__What the task asks__:
Your task is to copy every line of the records below that contains "spawning".

__Dataset extract__:
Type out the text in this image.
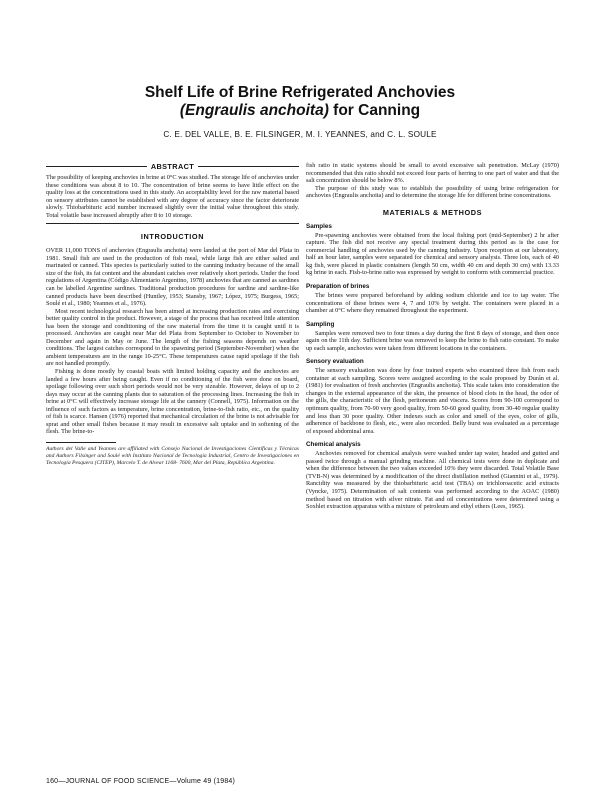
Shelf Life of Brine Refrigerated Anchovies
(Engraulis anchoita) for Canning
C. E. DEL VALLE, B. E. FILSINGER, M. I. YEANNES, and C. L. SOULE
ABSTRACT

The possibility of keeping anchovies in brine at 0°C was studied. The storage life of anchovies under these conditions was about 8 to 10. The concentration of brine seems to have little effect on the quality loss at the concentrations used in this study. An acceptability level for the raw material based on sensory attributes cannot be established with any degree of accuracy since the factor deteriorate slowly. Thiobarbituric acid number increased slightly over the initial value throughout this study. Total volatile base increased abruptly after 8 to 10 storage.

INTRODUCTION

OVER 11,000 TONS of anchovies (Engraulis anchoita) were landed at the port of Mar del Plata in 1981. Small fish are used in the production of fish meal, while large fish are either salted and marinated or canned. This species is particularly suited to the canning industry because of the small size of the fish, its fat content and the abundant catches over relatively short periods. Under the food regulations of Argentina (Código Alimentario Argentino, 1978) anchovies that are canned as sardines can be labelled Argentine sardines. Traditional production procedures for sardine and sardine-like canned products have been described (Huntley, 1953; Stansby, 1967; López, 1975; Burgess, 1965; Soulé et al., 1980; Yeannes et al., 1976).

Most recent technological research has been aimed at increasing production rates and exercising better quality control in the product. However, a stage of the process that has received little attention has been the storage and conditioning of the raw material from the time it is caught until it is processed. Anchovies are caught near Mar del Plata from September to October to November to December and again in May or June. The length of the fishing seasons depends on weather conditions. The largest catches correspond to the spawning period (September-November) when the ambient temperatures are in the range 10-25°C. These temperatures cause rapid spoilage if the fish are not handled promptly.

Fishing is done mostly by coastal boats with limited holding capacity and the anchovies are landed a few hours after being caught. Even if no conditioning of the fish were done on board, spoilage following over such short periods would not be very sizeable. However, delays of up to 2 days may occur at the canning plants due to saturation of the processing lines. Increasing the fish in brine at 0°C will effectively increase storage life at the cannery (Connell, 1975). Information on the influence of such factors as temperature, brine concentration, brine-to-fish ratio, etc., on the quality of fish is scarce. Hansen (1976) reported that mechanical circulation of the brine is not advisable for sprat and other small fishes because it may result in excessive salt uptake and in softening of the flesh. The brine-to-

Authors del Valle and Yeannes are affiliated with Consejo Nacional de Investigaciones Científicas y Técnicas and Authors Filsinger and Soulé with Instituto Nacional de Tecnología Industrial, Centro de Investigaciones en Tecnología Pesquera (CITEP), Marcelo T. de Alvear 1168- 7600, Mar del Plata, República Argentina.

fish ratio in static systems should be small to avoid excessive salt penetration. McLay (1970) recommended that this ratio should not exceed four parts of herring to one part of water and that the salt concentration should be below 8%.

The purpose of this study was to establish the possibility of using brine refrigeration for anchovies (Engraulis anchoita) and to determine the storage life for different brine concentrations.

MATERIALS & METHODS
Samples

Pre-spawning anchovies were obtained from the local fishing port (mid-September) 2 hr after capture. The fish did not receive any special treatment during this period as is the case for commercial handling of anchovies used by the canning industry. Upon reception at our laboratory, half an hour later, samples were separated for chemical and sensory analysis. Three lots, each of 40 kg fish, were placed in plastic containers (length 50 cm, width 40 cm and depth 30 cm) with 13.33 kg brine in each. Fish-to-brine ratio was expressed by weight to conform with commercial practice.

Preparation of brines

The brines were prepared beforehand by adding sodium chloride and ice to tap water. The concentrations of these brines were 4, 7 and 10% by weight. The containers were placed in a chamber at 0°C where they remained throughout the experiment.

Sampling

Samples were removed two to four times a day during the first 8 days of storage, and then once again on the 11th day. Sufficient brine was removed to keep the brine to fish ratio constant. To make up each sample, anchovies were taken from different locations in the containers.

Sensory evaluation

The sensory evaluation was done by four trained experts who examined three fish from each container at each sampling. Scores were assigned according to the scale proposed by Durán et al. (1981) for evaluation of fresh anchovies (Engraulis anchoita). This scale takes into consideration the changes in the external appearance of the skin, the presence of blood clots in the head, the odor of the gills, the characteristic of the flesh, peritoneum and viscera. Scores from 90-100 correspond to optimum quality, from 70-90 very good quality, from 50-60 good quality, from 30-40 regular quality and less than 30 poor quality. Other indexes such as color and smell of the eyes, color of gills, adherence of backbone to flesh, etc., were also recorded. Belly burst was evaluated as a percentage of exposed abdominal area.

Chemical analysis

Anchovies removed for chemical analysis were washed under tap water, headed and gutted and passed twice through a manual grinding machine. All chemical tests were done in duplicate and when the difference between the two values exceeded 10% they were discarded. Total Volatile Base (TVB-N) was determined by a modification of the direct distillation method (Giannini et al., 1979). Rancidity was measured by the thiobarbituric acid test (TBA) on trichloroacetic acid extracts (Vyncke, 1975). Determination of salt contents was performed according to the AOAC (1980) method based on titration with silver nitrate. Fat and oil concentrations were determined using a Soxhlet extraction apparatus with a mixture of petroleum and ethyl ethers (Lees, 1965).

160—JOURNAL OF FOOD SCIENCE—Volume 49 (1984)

--

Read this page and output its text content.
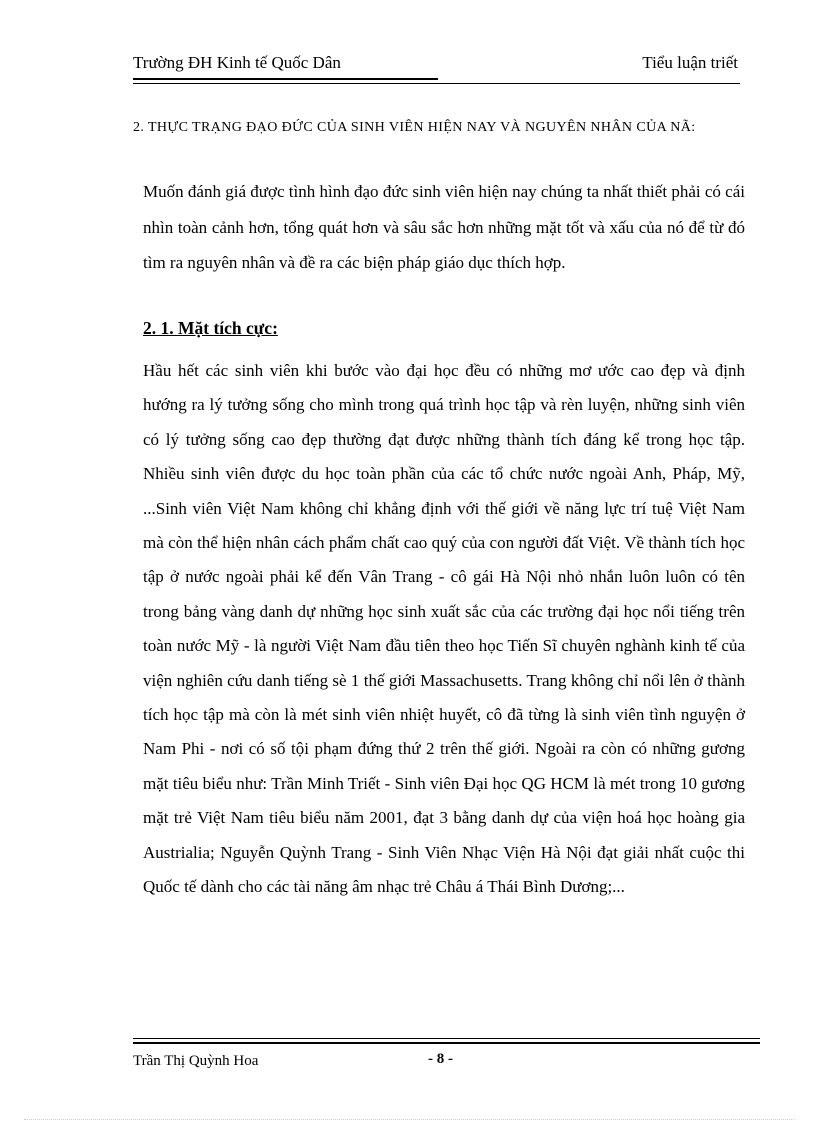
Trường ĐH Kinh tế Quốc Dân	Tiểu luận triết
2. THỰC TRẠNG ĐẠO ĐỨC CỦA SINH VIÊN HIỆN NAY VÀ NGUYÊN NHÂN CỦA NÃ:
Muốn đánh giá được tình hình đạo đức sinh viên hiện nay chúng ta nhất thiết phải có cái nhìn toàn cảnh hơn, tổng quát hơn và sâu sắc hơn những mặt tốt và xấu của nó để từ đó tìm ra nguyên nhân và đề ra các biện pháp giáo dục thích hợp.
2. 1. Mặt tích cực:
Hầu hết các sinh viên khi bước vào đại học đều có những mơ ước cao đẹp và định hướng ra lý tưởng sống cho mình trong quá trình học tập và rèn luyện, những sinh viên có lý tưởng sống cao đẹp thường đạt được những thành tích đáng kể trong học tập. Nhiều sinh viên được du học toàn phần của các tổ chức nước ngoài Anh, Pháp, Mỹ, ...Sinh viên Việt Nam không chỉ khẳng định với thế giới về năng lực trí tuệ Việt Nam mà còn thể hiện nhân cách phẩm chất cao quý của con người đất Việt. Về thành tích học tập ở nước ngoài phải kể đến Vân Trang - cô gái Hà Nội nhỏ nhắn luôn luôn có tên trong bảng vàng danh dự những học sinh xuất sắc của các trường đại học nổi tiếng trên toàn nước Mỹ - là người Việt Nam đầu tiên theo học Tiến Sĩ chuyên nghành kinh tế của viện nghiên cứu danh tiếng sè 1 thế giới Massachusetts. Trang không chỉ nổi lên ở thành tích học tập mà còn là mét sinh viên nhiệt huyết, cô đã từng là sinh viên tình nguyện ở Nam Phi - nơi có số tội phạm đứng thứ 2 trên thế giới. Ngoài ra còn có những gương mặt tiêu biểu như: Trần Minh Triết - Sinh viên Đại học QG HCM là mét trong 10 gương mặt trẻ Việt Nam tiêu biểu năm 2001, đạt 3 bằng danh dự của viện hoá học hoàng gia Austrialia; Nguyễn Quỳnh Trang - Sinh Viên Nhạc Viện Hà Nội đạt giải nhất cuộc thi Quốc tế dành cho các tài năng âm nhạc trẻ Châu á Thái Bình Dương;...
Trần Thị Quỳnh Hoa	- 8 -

__Expected answer__:
Most recent technological research has been aimed at increasing production rates and exercising better quality control in the product. However, a stage of the process that has received little attention has been the storage and conditioning of the raw material from the time it is caught until it is processed. Anchovies are caught near Mar del Plata from September to October to November to December and again in May or June. The length of the fishing seasons depends on weather conditions. The largest catches correspond to the spawning period (September-November) when the ambient temperatures are in the range 10-25°C. These temperatures cause rapid spoilage if the fish are not handled promptly.
Pre-spawning anchovies were obtained from the local fishing port (mid-September) 2 hr after capture. The fish did not receive any special treatment during this period as is the case for commercial handling of anchovies used by the canning industry. Upon reception at our laboratory, half an hour later, samples were separated for chemical and sensory analysis. Three lots, each of 40 kg fish, were placed in plastic containers (length 50 cm, width 40 cm and depth 30 cm) with 13.33 kg brine in each. Fish-to-brine ratio was expressed by weight to conform with commercial practice.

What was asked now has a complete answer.